◆ **Short exercise**: Write the data out again exactly, with no pictures.

◆ **Materials provided**:
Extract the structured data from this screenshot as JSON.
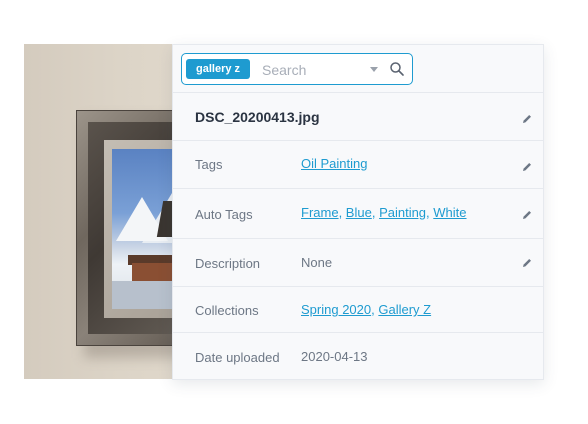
{
  "search": {
    "chip_label": "gallery z",
    "placeholder": "Search",
    "value": ""
  },
  "file": {
    "name": "DSC_20200413.jpg"
  },
  "fields": {
    "tags": {
      "label": "Tags",
      "items": [
        "Oil Painting"
      ]
    },
    "auto_tags": {
      "label": "Auto Tags",
      "items": [
        "Frame",
        "Blue",
        "Painting",
        "White"
      ]
    },
    "description": {
      "label": "Description",
      "value": "None"
    },
    "collections": {
      "label": "Collections",
      "items": [
        "Spring 2020",
        "Gallery Z"
      ]
    },
    "date_uploaded": {
      "label": "Date uploaded",
      "value": "2020-04-13"
    }
  },
  "icons": {
    "edit": "pencil-icon",
    "search": "search-icon",
    "dropdown": "chevron-down-icon"
  },
  "colors": {
    "accent": "#1e9bd0",
    "label": "#6d7785",
    "title": "#2b3442",
    "card_bg": "#f8f9fb"
  }
}
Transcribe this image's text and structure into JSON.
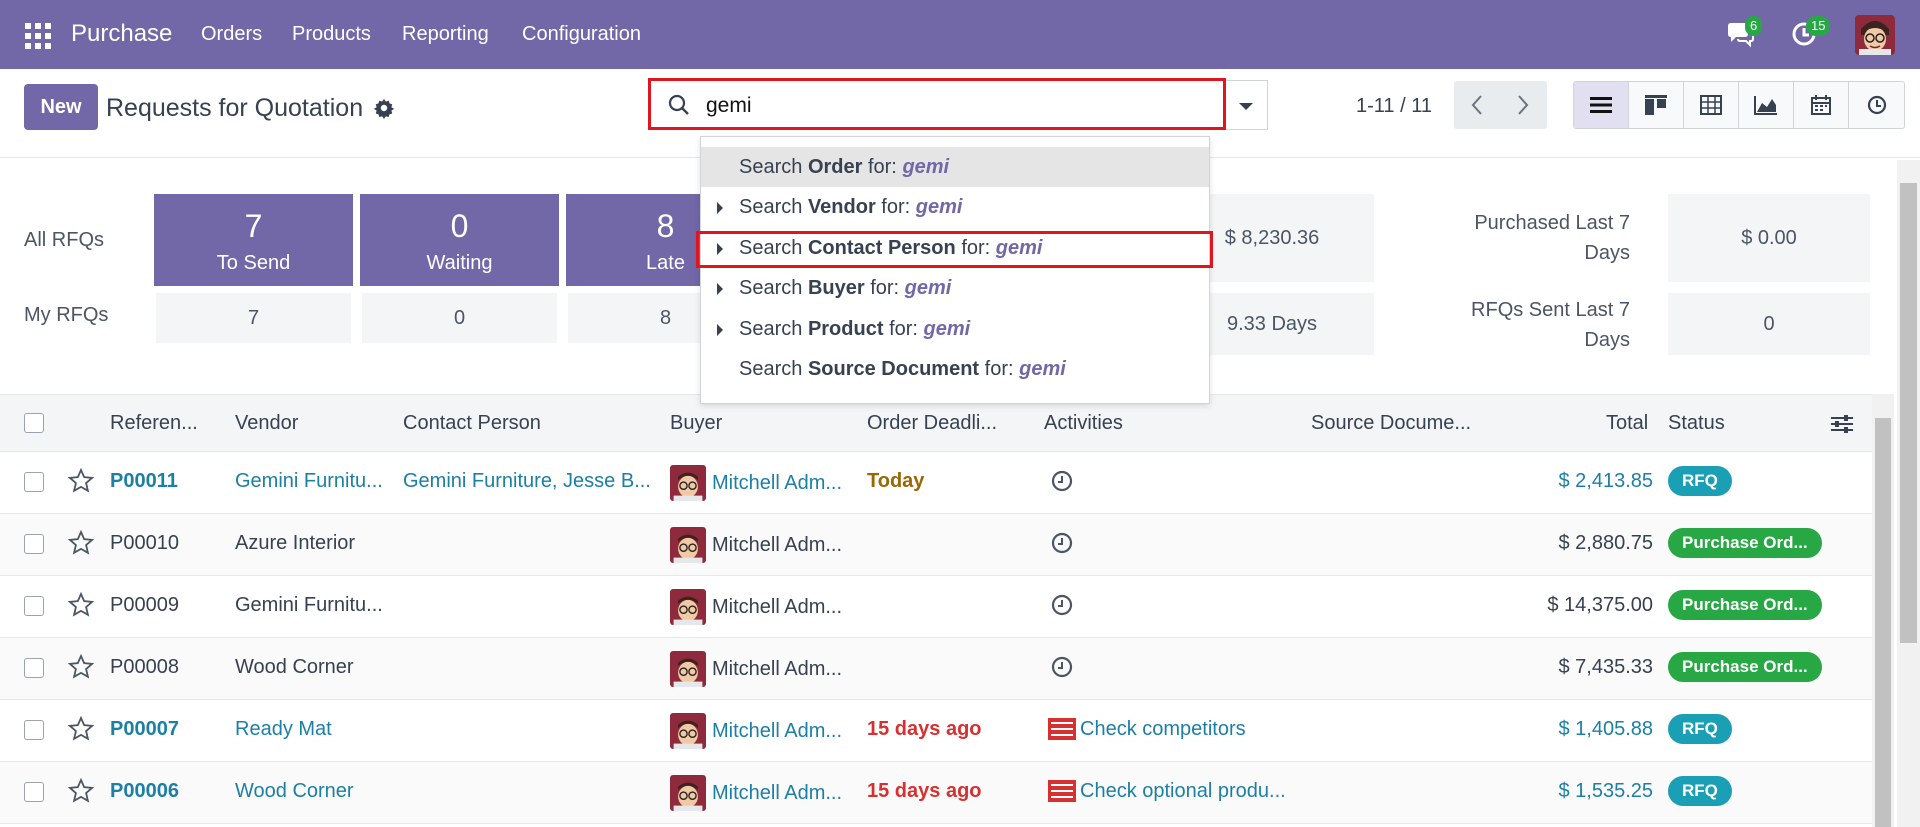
{
  "topbar": {
    "brand": "Purchase",
    "menu": [
      "Orders",
      "Products",
      "Reporting",
      "Configuration"
    ],
    "messages_count": "6",
    "activities_count": "15"
  },
  "control": {
    "new_label": "New",
    "title": "Requests for Quotation",
    "search_value": "gemi",
    "pager": "1-11 / 11"
  },
  "dashboard": {
    "row_all_label": "All RFQs",
    "row_my_label": "My RFQs",
    "tiles": [
      {
        "num": "7",
        "label": "To Send",
        "my": "7"
      },
      {
        "num": "0",
        "label": "Waiting",
        "my": "0"
      },
      {
        "num": "8",
        "label": "Late",
        "my": "8"
      }
    ],
    "stat_value_1": "$ 8,230.36",
    "stat_value_2": "9.33 Days",
    "purchased_label": "Purchased Last 7 Days",
    "purchased_value": "$ 0.00",
    "rfq_sent_label": "RFQs Sent Last 7 Days",
    "rfq_sent_value": "0"
  },
  "search_dropdown": {
    "prefix": "Search",
    "for": "for:",
    "query": "gemi",
    "items": [
      {
        "field": "Order",
        "expandable": false
      },
      {
        "field": "Vendor",
        "expandable": true
      },
      {
        "field": "Contact Person",
        "expandable": true
      },
      {
        "field": "Buyer",
        "expandable": true
      },
      {
        "field": "Product",
        "expandable": true
      },
      {
        "field": "Source Document",
        "expandable": false
      }
    ]
  },
  "table": {
    "headers": {
      "reference": "Referen...",
      "vendor": "Vendor",
      "contact": "Contact Person",
      "buyer": "Buyer",
      "deadline": "Order Deadli...",
      "activities": "Activities",
      "source": "Source Docume...",
      "total": "Total",
      "status": "Status"
    },
    "rows": [
      {
        "ref": "P00011",
        "vendor": "Gemini Furnitu...",
        "contact": "Gemini Furniture, Jesse B...",
        "buyer": "Mitchell Adm...",
        "deadline": "Today",
        "activity": "",
        "total": "$ 2,413.85",
        "status": "RFQ"
      },
      {
        "ref": "P00010",
        "vendor": "Azure Interior",
        "contact": "",
        "buyer": "Mitchell Adm...",
        "deadline": "",
        "activity": "",
        "total": "$ 2,880.75",
        "status": "Purchase Ord..."
      },
      {
        "ref": "P00009",
        "vendor": "Gemini Furnitu...",
        "contact": "",
        "buyer": "Mitchell Adm...",
        "deadline": "",
        "activity": "",
        "total": "$ 14,375.00",
        "status": "Purchase Ord..."
      },
      {
        "ref": "P00008",
        "vendor": "Wood Corner",
        "contact": "",
        "buyer": "Mitchell Adm...",
        "deadline": "",
        "activity": "",
        "total": "$ 7,435.33",
        "status": "Purchase Ord..."
      },
      {
        "ref": "P00007",
        "vendor": "Ready Mat",
        "contact": "",
        "buyer": "Mitchell Adm...",
        "deadline": "15 days ago",
        "activity": "Check competitors",
        "total": "$ 1,405.88",
        "status": "RFQ"
      },
      {
        "ref": "P00006",
        "vendor": "Wood Corner",
        "contact": "",
        "buyer": "Mitchell Adm...",
        "deadline": "15 days ago",
        "activity": "Check optional produ...",
        "total": "$ 1,535.25",
        "status": "RFQ"
      }
    ]
  },
  "colors": {
    "brand": "#7267a7",
    "link": "#1c7fa5",
    "late": "#d63031",
    "today": "#9a6700",
    "rfq_badge": "#1a9fb5",
    "po_badge": "#28a745",
    "highlight_outline": "#e0161e"
  }
}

◆ **Exercise answer**:
Extract the structured data from this screenshot as JSON.
{
  "search": {
    "chip_label": "gallery z",
    "placeholder": "Search",
    "value": ""
  },
  "file": {
    "name": "DSC_20200413.jpg"
  },
  "fields": {
    "tags": {
      "label": "Tags",
      "items": [
        "Oil Painting"
      ]
    },
    "auto_tags": {
      "label": "Auto Tags",
      "items": [
        "Frame",
        "Blue",
        "Painting",
        "White"
      ]
    },
    "description": {
      "label": "Description",
      "value": "None"
    },
    "collections": {
      "label": "Collections",
      "items": [
        "Spring 2020",
        "Gallery Z"
      ]
    },
    "date_uploaded": {
      "label": "Date uploaded",
      "value": "2020-04-13"
    }
  },
  "icons": {
    "edit": "pencil-icon",
    "search": "search-icon",
    "dropdown": "chevron-down-icon"
  },
  "colors": {
    "accent": "#1e9bd0",
    "label": "#6d7785",
    "title": "#2b3442",
    "card_bg": "#f8f9fb"
  }
}
Transcribe this image's text and structure into JSON.
{
  "topbar": {
    "brand": "Purchase",
    "menu": [
      "Orders",
      "Products",
      "Reporting",
      "Configuration"
    ],
    "messages_count": "6",
    "activities_count": "15"
  },
  "control": {
    "new_label": "New",
    "title": "Requests for Quotation",
    "search_value": "gemi",
    "pager": "1-11 / 11"
  },
  "dashboard": {
    "row_all_label": "All RFQs",
    "row_my_label": "My RFQs",
    "tiles": [
      {
        "num": "7",
        "label": "To Send",
        "my": "7"
      },
      {
        "num": "0",
        "label": "Waiting",
        "my": "0"
      },
      {
        "num": "8",
        "label": "Late",
        "my": "8"
      }
    ],
    "stat_value_1": "$ 8,230.36",
    "stat_value_2": "9.33 Days",
    "purchased_label": "Purchased Last 7 Days",
    "purchased_value": "$ 0.00",
    "rfq_sent_label": "RFQs Sent Last 7 Days",
    "rfq_sent_value": "0"
  },
  "search_dropdown": {
    "prefix": "Search",
    "for": "for:",
    "query": "gemi",
    "items": [
      {
        "field": "Order",
        "expandable": false
      },
      {
        "field": "Vendor",
        "expandable": true
      },
      {
        "field": "Contact Person",
        "expandable": true
      },
      {
        "field": "Buyer",
        "expandable": true
      },
      {
        "field": "Product",
        "expandable": true
      },
      {
        "field": "Source Document",
        "expandable": false
      }
    ]
  },
  "table": {
    "headers": {
      "reference": "Referen...",
      "vendor": "Vendor",
      "contact": "Contact Person",
      "buyer": "Buyer",
      "deadline": "Order Deadli...",
      "activities": "Activities",
      "source": "Source Docume...",
      "total": "Total",
      "status": "Status"
    },
    "rows": [
      {
        "ref": "P00011",
        "vendor": "Gemini Furnitu...",
        "contact": "Gemini Furniture, Jesse B...",
        "buyer": "Mitchell Adm...",
        "deadline": "Today",
        "activity": "",
        "total": "$ 2,413.85",
        "status": "RFQ"
      },
      {
        "ref": "P00010",
        "vendor": "Azure Interior",
        "contact": "",
        "buyer": "Mitchell Adm...",
        "deadline": "",
        "activity": "",
        "total": "$ 2,880.75",
        "status": "Purchase Ord..."
      },
      {
        "ref": "P00009",
        "vendor": "Gemini Furnitu...",
        "contact": "",
        "buyer": "Mitchell Adm...",
        "deadline": "",
        "activity": "",
        "total": "$ 14,375.00",
        "status": "Purchase Ord..."
      },
      {
        "ref": "P00008",
        "vendor": "Wood Corner",
        "contact": "",
        "buyer": "Mitchell Adm...",
        "deadline": "",
        "activity": "",
        "total": "$ 7,435.33",
        "status": "Purchase Ord..."
      },
      {
        "ref": "P00007",
        "vendor": "Ready Mat",
        "contact": "",
        "buyer": "Mitchell Adm...",
        "deadline": "15 days ago",
        "activity": "Check competitors",
        "total": "$ 1,405.88",
        "status": "RFQ"
      },
      {
        "ref": "P00006",
        "vendor": "Wood Corner",
        "contact": "",
        "buyer": "Mitchell Adm...",
        "deadline": "15 days ago",
        "activity": "Check optional produ...",
        "total": "$ 1,535.25",
        "status": "RFQ"
      }
    ]
  },
  "colors": {
    "brand": "#7267a7",
    "link": "#1c7fa5",
    "late": "#d63031",
    "today": "#9a6700",
    "rfq_badge": "#1a9fb5",
    "po_badge": "#28a745",
    "highlight_outline": "#e0161e"
  }
}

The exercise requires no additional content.